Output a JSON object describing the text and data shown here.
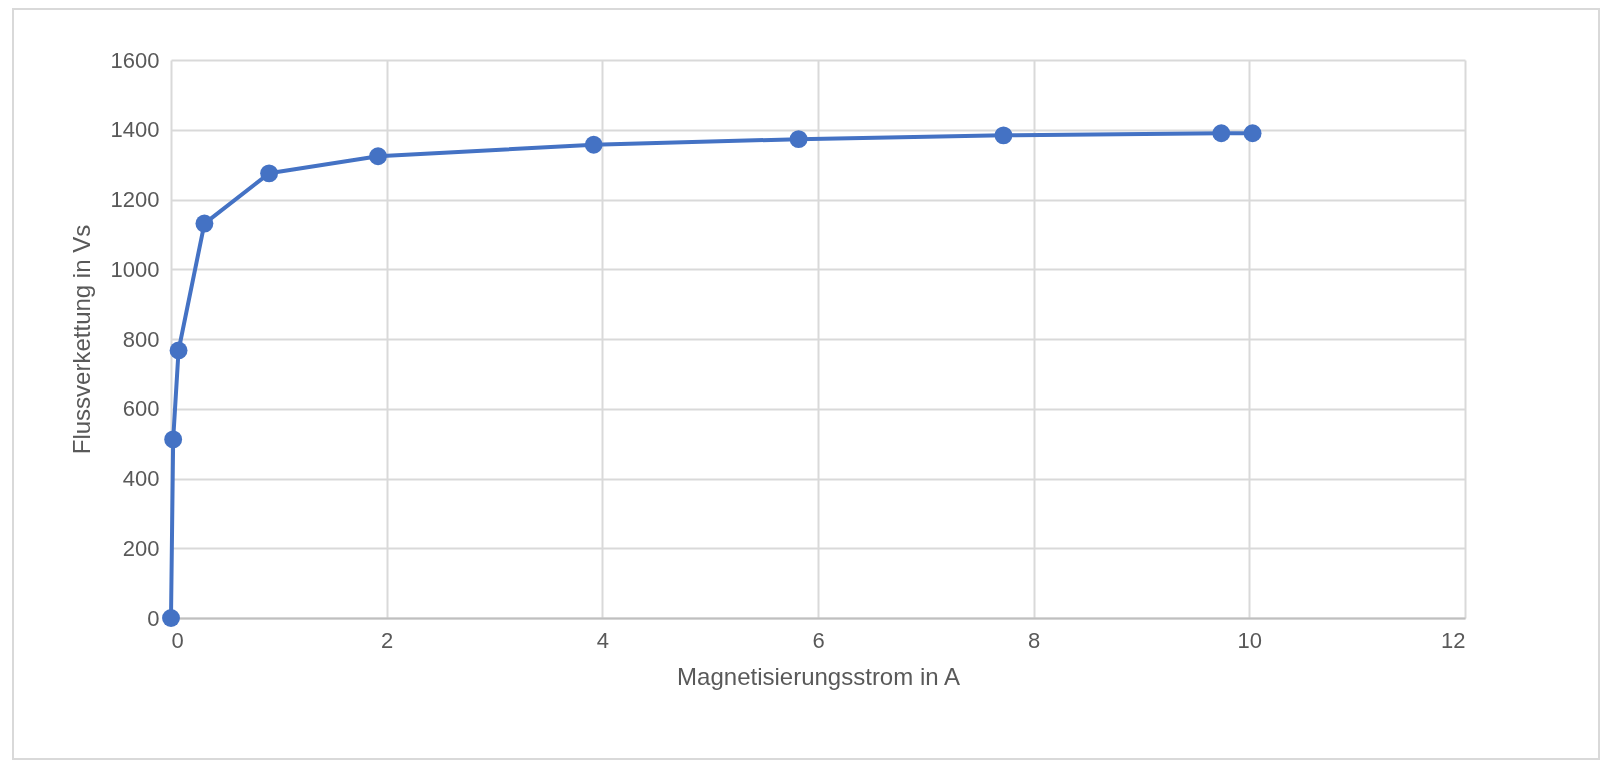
{
  "chart_data": {
    "type": "line",
    "xlabel": "Magnetisierungsstrom in A",
    "ylabel": "Flussverkettung in Vs",
    "x": [
      0,
      0.02,
      0.07,
      0.31,
      0.91,
      1.92,
      3.92,
      5.82,
      7.72,
      9.74,
      10.03
    ],
    "series": [
      {
        "color": "#4472c4",
        "values": [
          0,
          512,
          767,
          1131,
          1275,
          1324,
          1357,
          1373,
          1384,
          1390,
          1390
        ]
      }
    ],
    "xlim": [
      0,
      12
    ],
    "xticks": [
      0,
      2,
      4,
      6,
      8,
      10,
      12
    ],
    "ylim": [
      0,
      1600
    ],
    "yticks": [
      0,
      200,
      400,
      600,
      800,
      1000,
      1200,
      1400,
      1600
    ],
    "grid": true,
    "marker": "circle",
    "line_style": "solid"
  }
}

___

INSTRUCTIONS TO FOLLOW: Pictures in the records above are not copied; print everything else exactly.

THE OUTPUT:
Output a JSON object describing the text and data shown here.
{
  "chart_data": {
    "type": "line",
    "xlabel": "Magnetisierungsstrom in A",
    "ylabel": "Flussverkettung in Vs",
    "x": [
      0,
      0.02,
      0.07,
      0.31,
      0.91,
      1.92,
      3.92,
      5.82,
      7.72,
      9.74,
      10.03
    ],
    "series": [
      {
        "color": "#4472c4",
        "values": [
          0,
          512,
          767,
          1131,
          1275,
          1324,
          1357,
          1373,
          1384,
          1390,
          1390
        ]
      }
    ],
    "xlim": [
      0,
      12
    ],
    "xticks": [
      0,
      2,
      4,
      6,
      8,
      10,
      12
    ],
    "ylim": [
      0,
      1600
    ],
    "yticks": [
      0,
      200,
      400,
      600,
      800,
      1000,
      1200,
      1400,
      1600
    ],
    "grid": true,
    "marker": "circle",
    "line_style": "solid"
  }
}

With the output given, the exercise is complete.